_Problem details_:
Repeat the listing in full, exactly as it stands.

_Excerpted records_:
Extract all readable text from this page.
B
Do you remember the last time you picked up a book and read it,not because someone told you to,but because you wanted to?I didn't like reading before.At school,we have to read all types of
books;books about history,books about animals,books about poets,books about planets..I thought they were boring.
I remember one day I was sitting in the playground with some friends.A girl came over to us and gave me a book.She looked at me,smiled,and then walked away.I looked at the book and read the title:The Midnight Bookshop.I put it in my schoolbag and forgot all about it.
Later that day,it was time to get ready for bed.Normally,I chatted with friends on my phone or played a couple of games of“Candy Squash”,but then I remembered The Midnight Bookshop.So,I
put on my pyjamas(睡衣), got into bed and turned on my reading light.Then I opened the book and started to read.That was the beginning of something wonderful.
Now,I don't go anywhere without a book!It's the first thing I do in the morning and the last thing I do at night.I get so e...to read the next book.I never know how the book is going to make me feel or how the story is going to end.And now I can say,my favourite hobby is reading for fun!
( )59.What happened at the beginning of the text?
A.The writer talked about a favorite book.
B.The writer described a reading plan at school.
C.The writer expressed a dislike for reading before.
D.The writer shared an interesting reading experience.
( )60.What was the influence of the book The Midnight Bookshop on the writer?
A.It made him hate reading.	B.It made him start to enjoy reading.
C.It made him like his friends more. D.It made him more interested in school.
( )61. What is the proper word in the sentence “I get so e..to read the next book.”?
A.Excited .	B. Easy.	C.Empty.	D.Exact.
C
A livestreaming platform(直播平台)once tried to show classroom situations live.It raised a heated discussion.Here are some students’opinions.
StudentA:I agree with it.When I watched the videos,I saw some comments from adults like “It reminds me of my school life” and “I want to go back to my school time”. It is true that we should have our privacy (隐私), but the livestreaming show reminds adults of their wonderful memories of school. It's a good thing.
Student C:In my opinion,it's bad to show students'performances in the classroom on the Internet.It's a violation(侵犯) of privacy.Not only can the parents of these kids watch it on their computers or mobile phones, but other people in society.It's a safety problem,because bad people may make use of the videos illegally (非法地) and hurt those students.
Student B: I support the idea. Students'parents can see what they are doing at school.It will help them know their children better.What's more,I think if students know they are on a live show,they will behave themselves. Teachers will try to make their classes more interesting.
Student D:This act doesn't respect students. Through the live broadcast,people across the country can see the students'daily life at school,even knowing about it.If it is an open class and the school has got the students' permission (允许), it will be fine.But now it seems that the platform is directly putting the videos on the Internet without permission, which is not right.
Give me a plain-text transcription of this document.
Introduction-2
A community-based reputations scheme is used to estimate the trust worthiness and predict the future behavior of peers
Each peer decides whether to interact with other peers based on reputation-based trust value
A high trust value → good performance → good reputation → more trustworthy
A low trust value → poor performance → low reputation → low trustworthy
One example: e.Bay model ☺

_Solution to this exercise_:
Extract all readable text from this page.
B
Do you remember the last time you picked up a book and read it,not because someone told you to,but because you wanted to?I didn't like reading before.At school,we have to read all types of
books;books about history,books about animals,books about poets,books about planets..I thought they were boring.
I remember one day I was sitting in the playground with some friends.A girl came over to us and gave me a book.She looked at me,smiled,and then walked away.I looked at the book and read the title:The Midnight Bookshop.I put it in my schoolbag and forgot all about it.
Later that day,it was time to get ready for bed.Normally,I chatted with friends on my phone or played a couple of games of“Candy Squash”,but then I remembered The Midnight Bookshop.So,I
put on my pyjamas(睡衣), got into bed and turned on my reading light.Then I opened the book and started to read.That was the beginning of something wonderful.
Now,I don't go anywhere without a book!It's the first thing I do in the morning and the last thing I do at night.I get so e...to read the next book.I never know how the book is going to make me feel or how the story is going to end.And now I can say,my favourite hobby is reading for fun!
( )59.What happened at the beginning of the text?
A.The writer talked about a favorite book.
B.The writer described a reading plan at school.
C.The writer expressed a dislike for reading before.
D.The writer shared an interesting reading experience.
( )60.What was the influence of the book The Midnight Bookshop on the writer?
A.It made him hate reading.	B.It made him start to enjoy reading.
C.It made him like his friends more. D.It made him more interested in school.
( )61. What is the proper word in the sentence “I get so e..to read the next book.”?
A.Excited .	B. Easy.	C.Empty.	D.Exact.
C
A livestreaming platform(直播平台)once tried to show classroom situations live.It raised a heated discussion.Here are some students’opinions.
StudentA:I agree with it.When I watched the videos,I saw some comments from adults like “It reminds me of my school life” and “I want to go back to my school time”. It is true that we should have our privacy (隐私), but the livestreaming show reminds adults of their wonderful memories of school. It's a good thing.
Student C:In my opinion,it's bad to show students'performances in the classroom on the Internet.It's a violation(侵犯) of privacy.Not only can the parents of these kids watch it on their computers or mobile phones, but other people in society.It's a safety problem,because bad people may make use of the videos illegally (非法地) and hurt those students.
Student B: I support the idea. Students'parents can see what they are doing at school.It will help them know their children better.What's more,I think if students know they are on a live show,they will behave themselves. Teachers will try to make their classes more interesting.
Student D:This act doesn't respect students. Through the live broadcast,people across the country can see the students'daily life at school,even knowing about it.If it is an open class and the school has got the students' permission (允许), it will be fine.But now it seems that the platform is directly putting the videos on the Internet without permission, which is not right.
Give me a plain-text transcription of this document.
Introduction-2
A community-based reputations scheme is used to estimate the trust worthiness and predict the future behavior of peers
Each peer decides whether to interact with other peers based on reputation-based trust value
A high trust value → good performance → good reputation → more trustworthy
A low trust value → poor performance → low reputation → low trustworthy
One example: e.Bay model ☺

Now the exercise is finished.